:: Dataset rows
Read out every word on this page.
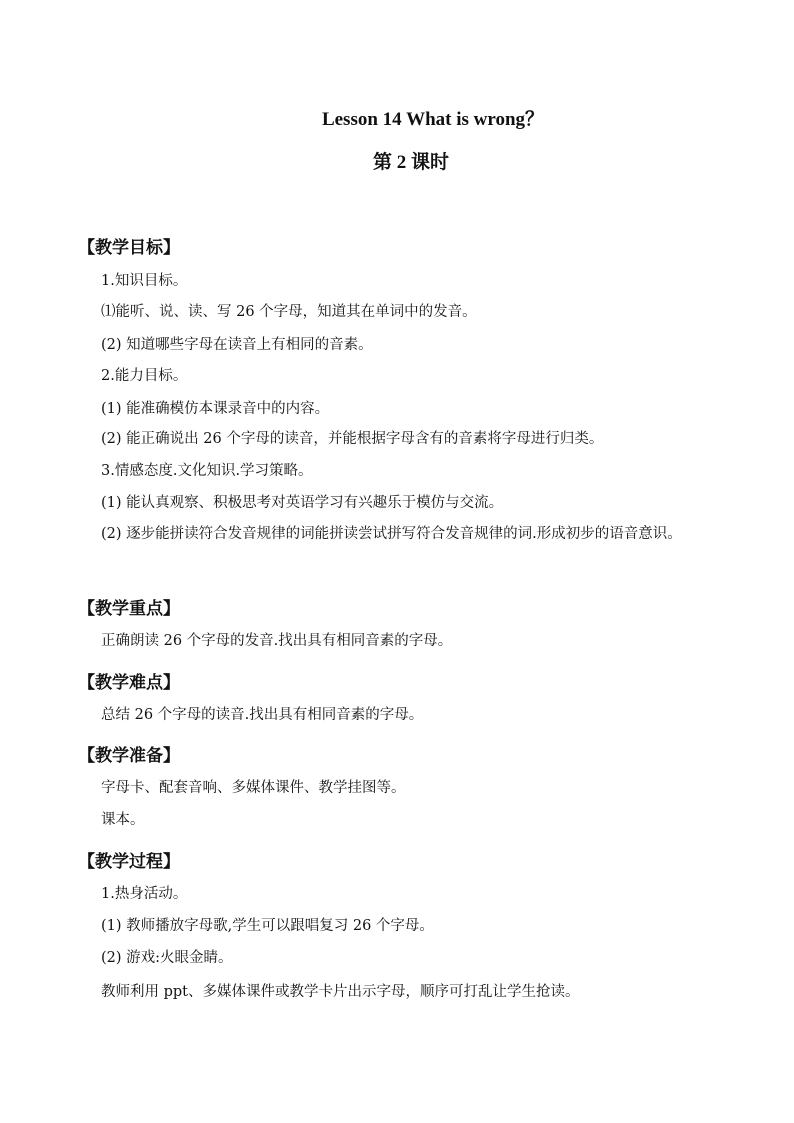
Lesson 14 What is wrong？
第 2 课时
【教学目标】
1.知识目标。
⑴能听、说、读、写 26 个字母，知道其在单词中的发音。
(2) 知道哪些字母在读音上有相同的音素。
2.能力目标。
(1) 能准确模仿本课录音中的内容。
(2) 能正确说出 26 个字母的读音，并能根据字母含有的音素将字母进行归类。
3.情感态度.文化知识.学习策略。
(1) 能认真观察、积极思考对英语学习有兴趣乐于模仿与交流。
(2) 逐步能拼读符合发音规律的词能拼读尝试拼写符合发音规律的词.形成初步的语音意识。
【教学重点】
正确朗读 26 个字母的发音.找出具有相同音素的字母。
【教学难点】
总结 26 个字母的读音.找出具有相同音素的字母。
【教学准备】
字母卡、配套音响、多媒体课件、教学挂图等。
课本。
【教学过程】
1.热身活动。
(1) 教师播放字母歌,学生可以跟唱复习 26 个字母。
(2) 游戏:火眼金睛。
教师利用 ppt、多媒体课件或教学卡片出示字母，顺序可打乱让学生抢读。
::::
- _Task brief_:
Find the word "个字母的读音" in the material, then list each line that holds it.

- _Full solution_:
(2) 能正确说出 26 个字母的读音，并能根据字母含有的音素将字母进行归类。
总结 26 个字母的读音.找出具有相同音素的字母。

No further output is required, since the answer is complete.